=== ZU BEANTWORTENDE FRAGEN ===
1. Übersetzen Sie aus dem Artikel über die Schüsse in Christiania den Satz „Die Polizei vermutet jedoch einen anderen Hintergrund.“ ins Englische.
2. Beantworten Sie anhand des Artikels über die Schüsse in Christiania diese Fragen:
(a) In welcher Nacht fand der Polizeieinsatz statt?
(b) Wer hat laut dem Artikel geschossen?
(c) Wie heißt das IS-Sprachrohr, das die Tat für die Terrormiliz beansprucht?
3. Schreiben Sie den Artikel über die Schüsse in Christiania nach seinem letzten Satz weiter.

=== DER AUSGANGSTEXT ===
Schüsse in Christiania IS will hinter Angriff auf Hippie-Kolonie in Kopenhagen stecken

Nach den Schüssen auf zwei Polizisten und einen Touristen in Kopenhagen beansprucht der "Islamische Staat" die Tat für sich. Die Polizei vermutet jedoch einen anderen Hintergrund.

Polizisten sichern den Tatort ab
REUTERS/Scanpix Denmark

Polizisten sichern den Tatort ab


Bei einem Polizeieinsatz in der Nacht von Mittwoch auf Donnerstag in der Hippie-Kolonie Christiania in Kopenhagen hat ein Drogendealer zwei Polizisten und einen Passanten angeschossen. Nun behauptet das IS-Sprachrohr Amak, der Angreifer sei ein "Kämpfer" der Terrormiliz "Islamischer Staat" (IS) gewesen. Er sei dem Ruf des IS gefolgt, die internationale Koalition zur Bekämpfung des IS anzugreifen, hieß es in der Botschaft, die im Internet verbreitet wurde. Überprüfen ließen sich die Angaben nicht.

=== VORLIEGENDE ZEILEN ===
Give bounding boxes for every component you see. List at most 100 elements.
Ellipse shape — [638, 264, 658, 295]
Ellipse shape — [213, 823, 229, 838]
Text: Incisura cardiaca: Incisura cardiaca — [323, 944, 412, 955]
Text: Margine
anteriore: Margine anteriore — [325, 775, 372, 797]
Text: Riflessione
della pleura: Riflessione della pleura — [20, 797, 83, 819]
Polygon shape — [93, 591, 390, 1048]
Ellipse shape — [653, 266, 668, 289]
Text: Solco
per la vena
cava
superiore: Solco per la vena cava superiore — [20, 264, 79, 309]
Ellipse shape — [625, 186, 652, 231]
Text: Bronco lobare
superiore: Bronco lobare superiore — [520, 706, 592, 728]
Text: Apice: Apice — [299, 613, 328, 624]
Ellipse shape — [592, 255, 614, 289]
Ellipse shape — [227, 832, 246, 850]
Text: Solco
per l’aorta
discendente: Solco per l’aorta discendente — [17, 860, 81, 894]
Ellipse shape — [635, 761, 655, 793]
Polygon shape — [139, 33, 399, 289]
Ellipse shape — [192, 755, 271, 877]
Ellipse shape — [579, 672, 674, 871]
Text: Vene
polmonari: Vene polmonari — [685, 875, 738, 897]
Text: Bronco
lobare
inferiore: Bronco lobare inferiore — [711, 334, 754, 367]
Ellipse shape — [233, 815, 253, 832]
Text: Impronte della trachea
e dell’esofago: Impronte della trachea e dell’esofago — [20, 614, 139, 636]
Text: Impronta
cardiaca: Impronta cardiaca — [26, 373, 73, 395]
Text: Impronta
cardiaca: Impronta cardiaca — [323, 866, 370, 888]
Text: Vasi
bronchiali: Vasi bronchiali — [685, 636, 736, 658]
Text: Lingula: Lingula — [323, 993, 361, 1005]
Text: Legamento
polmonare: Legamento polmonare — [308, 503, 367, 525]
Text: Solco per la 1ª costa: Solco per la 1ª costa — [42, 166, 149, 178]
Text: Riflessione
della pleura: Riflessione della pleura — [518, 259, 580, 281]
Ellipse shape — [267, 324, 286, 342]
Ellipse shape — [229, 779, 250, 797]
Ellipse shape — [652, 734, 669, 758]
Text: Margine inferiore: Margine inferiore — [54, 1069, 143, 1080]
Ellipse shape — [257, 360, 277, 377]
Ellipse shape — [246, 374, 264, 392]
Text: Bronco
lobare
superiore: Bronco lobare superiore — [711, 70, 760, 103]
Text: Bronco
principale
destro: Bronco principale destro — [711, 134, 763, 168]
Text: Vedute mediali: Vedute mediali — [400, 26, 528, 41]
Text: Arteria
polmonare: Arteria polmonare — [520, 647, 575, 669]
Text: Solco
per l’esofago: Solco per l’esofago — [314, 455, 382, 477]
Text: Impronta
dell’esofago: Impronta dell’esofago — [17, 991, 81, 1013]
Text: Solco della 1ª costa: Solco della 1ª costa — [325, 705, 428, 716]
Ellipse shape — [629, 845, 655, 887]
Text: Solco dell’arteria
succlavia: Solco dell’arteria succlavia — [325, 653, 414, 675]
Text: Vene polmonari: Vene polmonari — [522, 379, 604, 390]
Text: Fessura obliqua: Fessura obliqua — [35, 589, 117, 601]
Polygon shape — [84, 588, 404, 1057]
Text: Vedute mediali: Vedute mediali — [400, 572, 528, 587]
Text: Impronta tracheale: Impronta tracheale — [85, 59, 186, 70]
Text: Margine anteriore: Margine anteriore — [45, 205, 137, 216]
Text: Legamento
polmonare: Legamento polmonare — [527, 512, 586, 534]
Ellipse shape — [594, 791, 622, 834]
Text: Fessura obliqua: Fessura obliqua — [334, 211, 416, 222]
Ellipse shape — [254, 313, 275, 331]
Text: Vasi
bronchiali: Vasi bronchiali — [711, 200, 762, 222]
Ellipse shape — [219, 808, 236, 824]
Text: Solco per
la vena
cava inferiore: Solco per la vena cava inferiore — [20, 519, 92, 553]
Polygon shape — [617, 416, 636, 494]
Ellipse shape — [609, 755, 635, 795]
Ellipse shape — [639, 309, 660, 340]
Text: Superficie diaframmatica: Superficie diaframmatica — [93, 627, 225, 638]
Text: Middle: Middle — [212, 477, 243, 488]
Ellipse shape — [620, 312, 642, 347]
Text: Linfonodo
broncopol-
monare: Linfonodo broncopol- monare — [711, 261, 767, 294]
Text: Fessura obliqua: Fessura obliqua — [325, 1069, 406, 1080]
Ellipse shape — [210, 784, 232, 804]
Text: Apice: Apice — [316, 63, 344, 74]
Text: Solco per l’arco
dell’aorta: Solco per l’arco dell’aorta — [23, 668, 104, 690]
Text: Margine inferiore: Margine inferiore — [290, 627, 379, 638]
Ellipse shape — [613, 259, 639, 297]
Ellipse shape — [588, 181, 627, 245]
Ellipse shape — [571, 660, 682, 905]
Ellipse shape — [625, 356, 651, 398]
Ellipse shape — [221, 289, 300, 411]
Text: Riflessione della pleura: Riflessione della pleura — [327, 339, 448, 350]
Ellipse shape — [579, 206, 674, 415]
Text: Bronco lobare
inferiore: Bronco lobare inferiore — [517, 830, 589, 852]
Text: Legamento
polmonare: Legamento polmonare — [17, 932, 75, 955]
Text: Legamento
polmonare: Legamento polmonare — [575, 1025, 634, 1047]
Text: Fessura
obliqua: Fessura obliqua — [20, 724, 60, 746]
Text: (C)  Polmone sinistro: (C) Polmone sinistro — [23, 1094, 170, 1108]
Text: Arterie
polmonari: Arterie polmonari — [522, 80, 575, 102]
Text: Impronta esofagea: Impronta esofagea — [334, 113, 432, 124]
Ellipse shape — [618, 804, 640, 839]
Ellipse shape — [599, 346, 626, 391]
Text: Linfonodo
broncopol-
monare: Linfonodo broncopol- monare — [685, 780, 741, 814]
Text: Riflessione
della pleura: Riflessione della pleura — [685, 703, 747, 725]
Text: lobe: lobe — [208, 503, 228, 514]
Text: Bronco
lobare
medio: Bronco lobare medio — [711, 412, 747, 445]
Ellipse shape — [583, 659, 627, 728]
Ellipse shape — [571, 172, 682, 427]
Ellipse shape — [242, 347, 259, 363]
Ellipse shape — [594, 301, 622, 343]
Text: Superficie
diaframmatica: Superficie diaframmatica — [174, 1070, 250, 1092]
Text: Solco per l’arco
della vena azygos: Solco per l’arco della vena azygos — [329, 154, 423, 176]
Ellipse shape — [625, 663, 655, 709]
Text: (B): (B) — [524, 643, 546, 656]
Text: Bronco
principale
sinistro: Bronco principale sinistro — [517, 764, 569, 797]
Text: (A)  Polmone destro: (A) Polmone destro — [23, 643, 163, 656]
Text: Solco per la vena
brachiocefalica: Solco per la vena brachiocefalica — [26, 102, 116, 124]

=== DIE ANTWORTEN ===
1. The police, however, suspect a different motive.

2.
(a) In der Nacht von Mittwoch auf Donnerstag.
(b) Ein Drogendealer.
(c) Amak.

3.
In der Kopenhagener Hippie-Kolonie Christiania hatte ein Mann in der Nacht zum Donnerstag bei einem Polizeieinsatz in der Drogenszene um sich geschossen. Ein Polizist wurde dabei am Kopf getroffen, ein zweiter sowie ein Tourist am Bein. Der wegen Drogendelikten polizeibekannte 25-jährige Täter wurde bei seiner Flucht schwer verletzt und starb schließlich selbst in der Nacht zum Freitag an seinen Schusswunden.

Die dänische Polizei hatte am Donnerstag erklärt, der 25-Jährige habe Verbindungen zu dem aus Deutschland stammenden salafistischen Netzwerk Millatu Ibrahim sowie zum IS. Zunächst ging die Polizei bei der Tat aber nicht von einem extremistischen Hintergrund aus. Den bisherigen Ermittlungen zufolge stehe der Vorfall in Zusammenhang mit Drogenhandel.